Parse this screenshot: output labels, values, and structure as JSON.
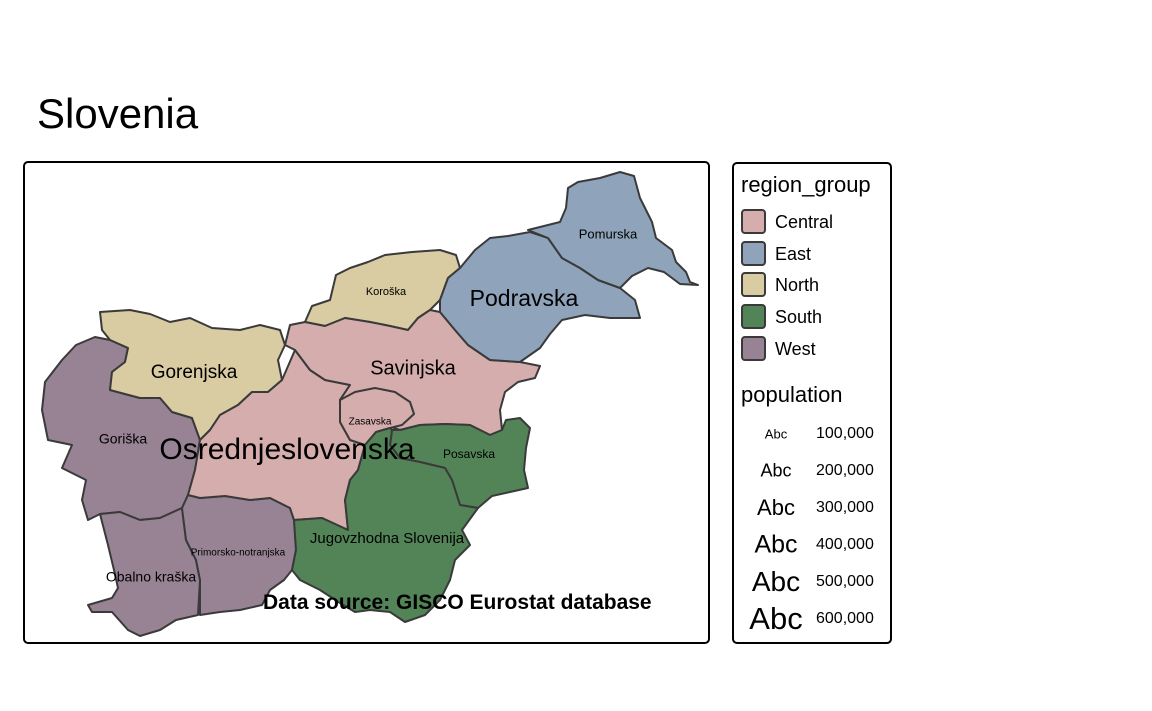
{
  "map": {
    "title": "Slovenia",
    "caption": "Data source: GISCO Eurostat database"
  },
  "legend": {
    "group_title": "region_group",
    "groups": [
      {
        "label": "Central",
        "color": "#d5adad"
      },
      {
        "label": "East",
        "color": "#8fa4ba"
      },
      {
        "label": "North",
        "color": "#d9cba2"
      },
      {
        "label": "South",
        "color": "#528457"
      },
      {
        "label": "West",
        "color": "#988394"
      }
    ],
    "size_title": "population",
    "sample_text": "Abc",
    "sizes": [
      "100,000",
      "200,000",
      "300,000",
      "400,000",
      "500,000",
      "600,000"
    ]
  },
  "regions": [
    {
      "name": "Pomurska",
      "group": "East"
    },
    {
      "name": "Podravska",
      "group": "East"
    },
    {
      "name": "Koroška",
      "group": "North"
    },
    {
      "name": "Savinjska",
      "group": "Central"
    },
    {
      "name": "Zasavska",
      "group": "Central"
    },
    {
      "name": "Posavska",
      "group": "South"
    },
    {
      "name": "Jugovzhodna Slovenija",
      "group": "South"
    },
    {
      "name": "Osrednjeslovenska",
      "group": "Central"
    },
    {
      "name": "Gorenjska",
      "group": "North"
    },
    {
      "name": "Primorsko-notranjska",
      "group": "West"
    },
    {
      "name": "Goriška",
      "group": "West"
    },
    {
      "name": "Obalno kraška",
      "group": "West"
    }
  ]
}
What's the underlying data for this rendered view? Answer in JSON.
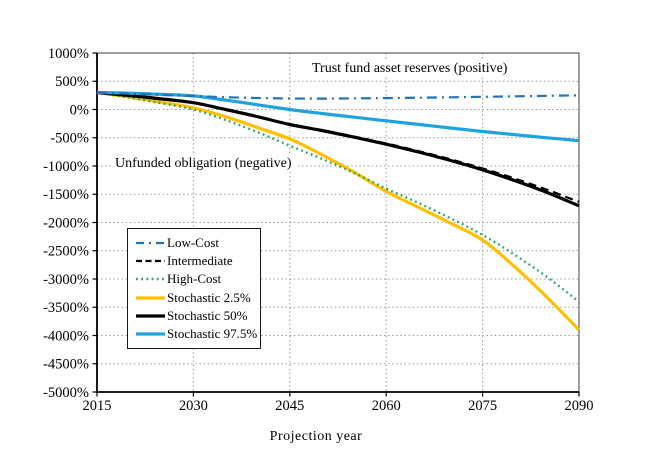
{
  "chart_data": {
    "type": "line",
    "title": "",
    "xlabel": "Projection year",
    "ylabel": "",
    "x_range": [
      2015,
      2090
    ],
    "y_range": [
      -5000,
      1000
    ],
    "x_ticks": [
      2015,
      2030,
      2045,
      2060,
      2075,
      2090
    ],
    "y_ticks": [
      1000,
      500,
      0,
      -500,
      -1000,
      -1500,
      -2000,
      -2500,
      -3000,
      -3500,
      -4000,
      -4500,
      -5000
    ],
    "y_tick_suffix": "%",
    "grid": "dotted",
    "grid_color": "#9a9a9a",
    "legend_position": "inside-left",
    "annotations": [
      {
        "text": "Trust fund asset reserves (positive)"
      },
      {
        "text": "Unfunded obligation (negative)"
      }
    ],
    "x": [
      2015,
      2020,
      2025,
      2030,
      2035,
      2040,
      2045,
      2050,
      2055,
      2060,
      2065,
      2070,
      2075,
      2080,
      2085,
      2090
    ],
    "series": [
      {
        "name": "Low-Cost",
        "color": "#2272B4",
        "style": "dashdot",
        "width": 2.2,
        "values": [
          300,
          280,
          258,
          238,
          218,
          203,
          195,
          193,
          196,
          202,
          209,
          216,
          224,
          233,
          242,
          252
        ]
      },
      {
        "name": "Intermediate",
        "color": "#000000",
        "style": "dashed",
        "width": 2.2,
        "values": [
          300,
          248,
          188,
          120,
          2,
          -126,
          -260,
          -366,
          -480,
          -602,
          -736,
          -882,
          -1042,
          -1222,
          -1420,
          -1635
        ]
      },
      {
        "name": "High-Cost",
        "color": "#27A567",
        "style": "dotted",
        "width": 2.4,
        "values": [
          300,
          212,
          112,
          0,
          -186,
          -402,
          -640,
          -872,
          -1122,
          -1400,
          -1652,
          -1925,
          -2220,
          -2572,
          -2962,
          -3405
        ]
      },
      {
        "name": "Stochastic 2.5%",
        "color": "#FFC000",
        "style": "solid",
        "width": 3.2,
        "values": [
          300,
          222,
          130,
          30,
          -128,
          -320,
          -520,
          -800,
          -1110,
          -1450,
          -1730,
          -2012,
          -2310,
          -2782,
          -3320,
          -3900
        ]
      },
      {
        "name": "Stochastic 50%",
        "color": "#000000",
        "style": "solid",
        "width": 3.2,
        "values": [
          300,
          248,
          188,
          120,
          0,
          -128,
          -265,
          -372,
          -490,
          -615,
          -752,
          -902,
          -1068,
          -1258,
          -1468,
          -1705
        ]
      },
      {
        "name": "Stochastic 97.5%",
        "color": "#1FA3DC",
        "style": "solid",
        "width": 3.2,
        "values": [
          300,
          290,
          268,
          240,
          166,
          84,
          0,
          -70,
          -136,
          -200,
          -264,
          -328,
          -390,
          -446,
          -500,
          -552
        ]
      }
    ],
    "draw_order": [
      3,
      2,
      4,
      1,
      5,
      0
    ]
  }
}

TASK DETAILS: Transcribe the full listing above exactly as it stands, minus the pictures.

TASK ANSWER:
Parse this screenshot: output labels, values, and structure as JSON.
{
  "map": {
    "title": "Slovenia",
    "caption": "Data source: GISCO Eurostat database"
  },
  "legend": {
    "group_title": "region_group",
    "groups": [
      {
        "label": "Central",
        "color": "#d5adad"
      },
      {
        "label": "East",
        "color": "#8fa4ba"
      },
      {
        "label": "North",
        "color": "#d9cba2"
      },
      {
        "label": "South",
        "color": "#528457"
      },
      {
        "label": "West",
        "color": "#988394"
      }
    ],
    "size_title": "population",
    "sample_text": "Abc",
    "sizes": [
      "100,000",
      "200,000",
      "300,000",
      "400,000",
      "500,000",
      "600,000"
    ]
  },
  "regions": [
    {
      "name": "Pomurska",
      "group": "East"
    },
    {
      "name": "Podravska",
      "group": "East"
    },
    {
      "name": "Koroška",
      "group": "North"
    },
    {
      "name": "Savinjska",
      "group": "Central"
    },
    {
      "name": "Zasavska",
      "group": "Central"
    },
    {
      "name": "Posavska",
      "group": "South"
    },
    {
      "name": "Jugovzhodna Slovenija",
      "group": "South"
    },
    {
      "name": "Osrednjeslovenska",
      "group": "Central"
    },
    {
      "name": "Gorenjska",
      "group": "North"
    },
    {
      "name": "Primorsko-notranjska",
      "group": "West"
    },
    {
      "name": "Goriška",
      "group": "West"
    },
    {
      "name": "Obalno kraška",
      "group": "West"
    }
  ]
}
What's the underlying data for this rendered view? Answer in JSON.
{
  "chart_data": {
    "type": "line",
    "title": "",
    "xlabel": "Projection year",
    "ylabel": "",
    "x_range": [
      2015,
      2090
    ],
    "y_range": [
      -5000,
      1000
    ],
    "x_ticks": [
      2015,
      2030,
      2045,
      2060,
      2075,
      2090
    ],
    "y_ticks": [
      1000,
      500,
      0,
      -500,
      -1000,
      -1500,
      -2000,
      -2500,
      -3000,
      -3500,
      -4000,
      -4500,
      -5000
    ],
    "y_tick_suffix": "%",
    "grid": "dotted",
    "grid_color": "#9a9a9a",
    "legend_position": "inside-left",
    "annotations": [
      {
        "text": "Trust fund asset reserves (positive)"
      },
      {
        "text": "Unfunded obligation (negative)"
      }
    ],
    "x": [
      2015,
      2020,
      2025,
      2030,
      2035,
      2040,
      2045,
      2050,
      2055,
      2060,
      2065,
      2070,
      2075,
      2080,
      2085,
      2090
    ],
    "series": [
      {
        "name": "Low-Cost",
        "color": "#2272B4",
        "style": "dashdot",
        "width": 2.2,
        "values": [
          300,
          280,
          258,
          238,
          218,
          203,
          195,
          193,
          196,
          202,
          209,
          216,
          224,
          233,
          242,
          252
        ]
      },
      {
        "name": "Intermediate",
        "color": "#000000",
        "style": "dashed",
        "width": 2.2,
        "values": [
          300,
          248,
          188,
          120,
          2,
          -126,
          -260,
          -366,
          -480,
          -602,
          -736,
          -882,
          -1042,
          -1222,
          -1420,
          -1635
        ]
      },
      {
        "name": "High-Cost",
        "color": "#27A567",
        "style": "dotted",
        "width": 2.4,
        "values": [
          300,
          212,
          112,
          0,
          -186,
          -402,
          -640,
          -872,
          -1122,
          -1400,
          -1652,
          -1925,
          -2220,
          -2572,
          -2962,
          -3405
        ]
      },
      {
        "name": "Stochastic 2.5%",
        "color": "#FFC000",
        "style": "solid",
        "width": 3.2,
        "values": [
          300,
          222,
          130,
          30,
          -128,
          -320,
          -520,
          -800,
          -1110,
          -1450,
          -1730,
          -2012,
          -2310,
          -2782,
          -3320,
          -3900
        ]
      },
      {
        "name": "Stochastic 50%",
        "color": "#000000",
        "style": "solid",
        "width": 3.2,
        "values": [
          300,
          248,
          188,
          120,
          0,
          -128,
          -265,
          -372,
          -490,
          -615,
          -752,
          -902,
          -1068,
          -1258,
          -1468,
          -1705
        ]
      },
      {
        "name": "Stochastic 97.5%",
        "color": "#1FA3DC",
        "style": "solid",
        "width": 3.2,
        "values": [
          300,
          290,
          268,
          240,
          166,
          84,
          0,
          -70,
          -136,
          -200,
          -264,
          -328,
          -390,
          -446,
          -500,
          -552
        ]
      }
    ],
    "draw_order": [
      3,
      2,
      4,
      1,
      5,
      0
    ]
  }
}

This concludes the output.